# What needs to be done
Below is a listing; reproduce each line of it exactly.

# Task data
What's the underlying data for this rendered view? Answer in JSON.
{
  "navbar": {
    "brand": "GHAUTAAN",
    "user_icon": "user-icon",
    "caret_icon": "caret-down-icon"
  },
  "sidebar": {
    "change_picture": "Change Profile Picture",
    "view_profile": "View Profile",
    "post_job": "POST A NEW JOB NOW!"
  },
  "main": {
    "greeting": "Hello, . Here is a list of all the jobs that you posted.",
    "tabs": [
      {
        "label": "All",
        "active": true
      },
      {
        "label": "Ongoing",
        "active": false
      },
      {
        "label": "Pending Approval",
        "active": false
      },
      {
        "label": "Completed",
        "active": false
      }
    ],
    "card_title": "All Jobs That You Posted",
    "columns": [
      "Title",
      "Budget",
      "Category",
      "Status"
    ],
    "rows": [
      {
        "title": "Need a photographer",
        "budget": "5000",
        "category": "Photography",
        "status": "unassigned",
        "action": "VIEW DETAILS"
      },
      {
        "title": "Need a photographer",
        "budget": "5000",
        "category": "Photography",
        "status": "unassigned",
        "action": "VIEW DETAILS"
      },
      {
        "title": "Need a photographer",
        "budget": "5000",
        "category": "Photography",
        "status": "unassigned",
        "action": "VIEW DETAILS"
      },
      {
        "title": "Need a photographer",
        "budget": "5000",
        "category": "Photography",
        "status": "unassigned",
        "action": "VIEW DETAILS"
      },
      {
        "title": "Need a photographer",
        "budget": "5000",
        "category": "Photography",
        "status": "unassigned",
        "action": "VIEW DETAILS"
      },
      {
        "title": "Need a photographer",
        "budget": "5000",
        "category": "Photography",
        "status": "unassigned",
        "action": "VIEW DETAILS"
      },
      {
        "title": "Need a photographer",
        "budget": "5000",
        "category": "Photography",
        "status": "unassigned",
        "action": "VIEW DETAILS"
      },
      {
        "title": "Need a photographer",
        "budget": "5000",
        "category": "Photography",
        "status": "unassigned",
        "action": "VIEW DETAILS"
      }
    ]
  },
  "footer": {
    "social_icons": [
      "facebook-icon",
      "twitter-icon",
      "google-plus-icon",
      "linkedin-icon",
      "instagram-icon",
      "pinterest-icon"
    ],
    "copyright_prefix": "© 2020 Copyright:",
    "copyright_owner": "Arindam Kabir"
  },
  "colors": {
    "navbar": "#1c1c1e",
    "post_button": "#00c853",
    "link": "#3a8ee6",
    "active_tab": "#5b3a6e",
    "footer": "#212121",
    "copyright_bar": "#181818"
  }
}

# Result of this exercise
What's the underlying data for this rendered view? Answer in JSON.
{
  "navbar": {
    "brand": "GHAUTAAN",
    "user_icon": "user-icon",
    "caret_icon": "caret-down-icon"
  },
  "sidebar": {
    "change_picture": "Change Profile Picture",
    "view_profile": "View Profile",
    "post_job": "POST A NEW JOB NOW!"
  },
  "main": {
    "greeting": "Hello, . Here is a list of all the jobs that you posted.",
    "tabs": [
      {
        "label": "All",
        "active": true
      },
      {
        "label": "Ongoing",
        "active": false
      },
      {
        "label": "Pending Approval",
        "active": false
      },
      {
        "label": "Completed",
        "active": false
      }
    ],
    "card_title": "All Jobs That You Posted",
    "columns": [
      "Title",
      "Budget",
      "Category",
      "Status"
    ],
    "rows": [
      {
        "title": "Need a photographer",
        "budget": "5000",
        "category": "Photography",
        "status": "unassigned",
        "action": "VIEW DETAILS"
      },
      {
        "title": "Need a photographer",
        "budget": "5000",
        "category": "Photography",
        "status": "unassigned",
        "action": "VIEW DETAILS"
      },
      {
        "title": "Need a photographer",
        "budget": "5000",
        "category": "Photography",
        "status": "unassigned",
        "action": "VIEW DETAILS"
      },
      {
        "title": "Need a photographer",
        "budget": "5000",
        "category": "Photography",
        "status": "unassigned",
        "action": "VIEW DETAILS"
      },
      {
        "title": "Need a photographer",
        "budget": "5000",
        "category": "Photography",
        "status": "unassigned",
        "action": "VIEW DETAILS"
      },
      {
        "title": "Need a photographer",
        "budget": "5000",
        "category": "Photography",
        "status": "unassigned",
        "action": "VIEW DETAILS"
      },
      {
        "title": "Need a photographer",
        "budget": "5000",
        "category": "Photography",
        "status": "unassigned",
        "action": "VIEW DETAILS"
      },
      {
        "title": "Need a photographer",
        "budget": "5000",
        "category": "Photography",
        "status": "unassigned",
        "action": "VIEW DETAILS"
      }
    ]
  },
  "footer": {
    "social_icons": [
      "facebook-icon",
      "twitter-icon",
      "google-plus-icon",
      "linkedin-icon",
      "instagram-icon",
      "pinterest-icon"
    ],
    "copyright_prefix": "© 2020 Copyright:",
    "copyright_owner": "Arindam Kabir"
  },
  "colors": {
    "navbar": "#1c1c1e",
    "post_button": "#00c853",
    "link": "#3a8ee6",
    "active_tab": "#5b3a6e",
    "footer": "#212121",
    "copyright_bar": "#181818"
  }
}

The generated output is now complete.